REQUIRED WORK: Copy each line of the records that contains the word "this".

ENTRIES SHOWN:

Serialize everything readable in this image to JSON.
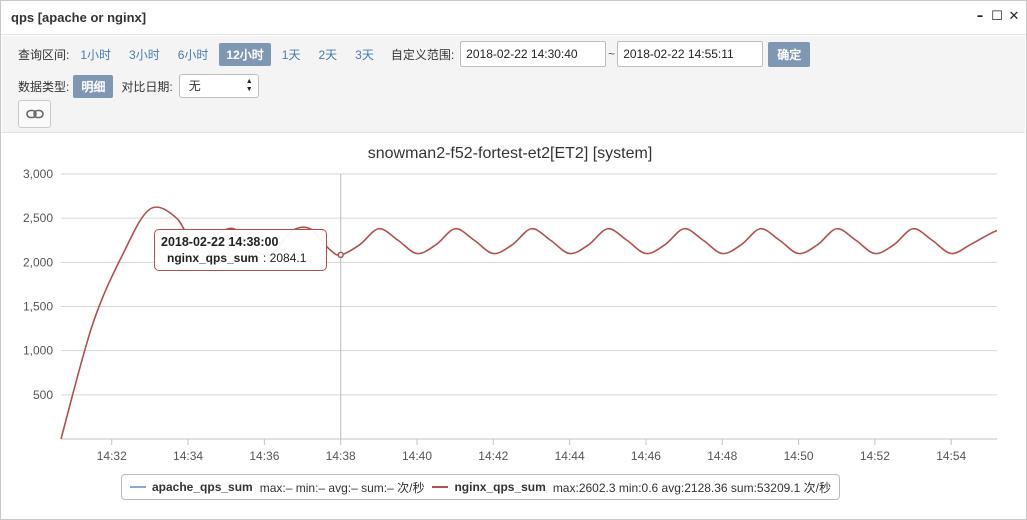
{
  "window": {
    "title": "qps [apache or nginx]"
  },
  "toolbar": {
    "range_label": "查询区间:",
    "ranges": [
      "1小时",
      "3小时",
      "6小时",
      "12小时",
      "1天",
      "2天",
      "3天"
    ],
    "custom_label": "自定义范围:",
    "start": "2018-02-22 14:30:40",
    "tilde": "~",
    "end": "2018-02-22 14:55:11",
    "confirm": "确定",
    "type_label": "数据类型:",
    "type_value": "明细",
    "compare_label": "对比日期:",
    "compare_value": "无"
  },
  "tooltip": {
    "time": "2018-02-22 14:38:00",
    "series": "nginx_qps_sum",
    "value": ": 2084.1"
  },
  "legend": [
    {
      "name": "apache_qps_sum",
      "stats": "max:– min:– avg:– sum:– 次/秒",
      "color": "#8aa8c7"
    },
    {
      "name": "nginx_qps_sum",
      "stats": "max:2602.3 min:0.6 avg:2128.36 sum:53209.1 次/秒",
      "color": "#b0514f"
    }
  ],
  "chart_data": {
    "type": "line",
    "title": "snowman2-f52-fortest-et2[ET2] [system]",
    "x_ticks": [
      "14:32",
      "14:34",
      "14:36",
      "14:38",
      "14:40",
      "14:42",
      "14:44",
      "14:46",
      "14:48",
      "14:50",
      "14:52",
      "14:54"
    ],
    "y_ticks": [
      "500",
      "1,000",
      "1,500",
      "2,000",
      "2,500",
      "3,000"
    ],
    "ylim": [
      0,
      3000
    ],
    "series": [
      {
        "name": "apache_qps_sum",
        "color": "#8aa8c7",
        "values": []
      },
      {
        "name": "nginx_qps_sum",
        "color": "#b0514f",
        "x": [
          30.67,
          31.5,
          32.3,
          33.0,
          33.7,
          34.2,
          34.7,
          35.2,
          35.7,
          36.2,
          36.7,
          37.2,
          37.7,
          38.0,
          38.5,
          39.0,
          39.5,
          40.0,
          40.5,
          41.0,
          41.5,
          42.0,
          42.5,
          43.0,
          43.5,
          44.0,
          44.5,
          45.0,
          45.5,
          46.0,
          46.5,
          47.0,
          47.5,
          48.0,
          48.5,
          49.0,
          49.5,
          50.0,
          50.5,
          51.0,
          51.5,
          52.0,
          52.5,
          53.0,
          53.5,
          54.0,
          54.5,
          55.0,
          55.2
        ],
        "y": [
          0.6,
          1300,
          2100,
          2602.3,
          2500,
          2150,
          2300,
          2380,
          2150,
          2100,
          2350,
          2380,
          2150,
          2084.1,
          2200,
          2380,
          2250,
          2100,
          2200,
          2380,
          2250,
          2100,
          2200,
          2380,
          2250,
          2100,
          2200,
          2380,
          2250,
          2100,
          2200,
          2380,
          2250,
          2100,
          2200,
          2380,
          2250,
          2100,
          2200,
          2380,
          2250,
          2100,
          2200,
          2380,
          2250,
          2100,
          2200,
          2320,
          2360
        ]
      }
    ]
  }
}
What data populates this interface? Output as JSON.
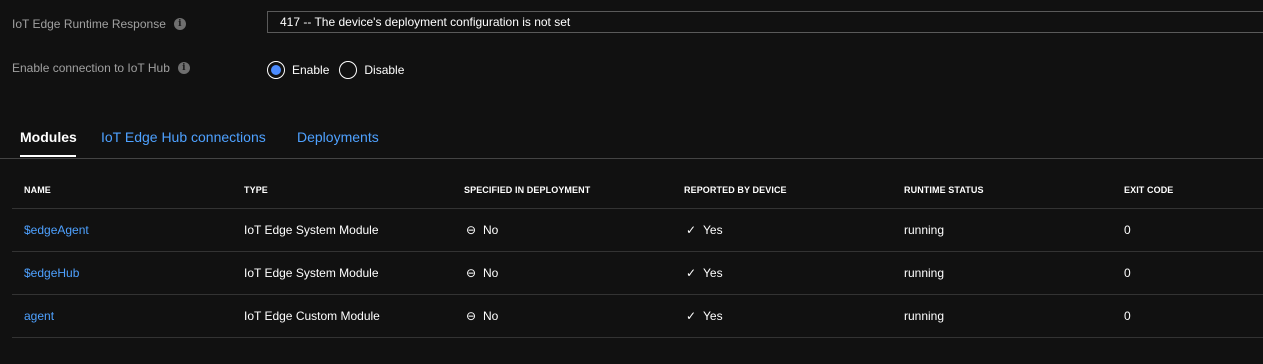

SOLUTION BELOW:
Serialize everything readable in this image to JSON.
What data populates this interface? Output as JSON.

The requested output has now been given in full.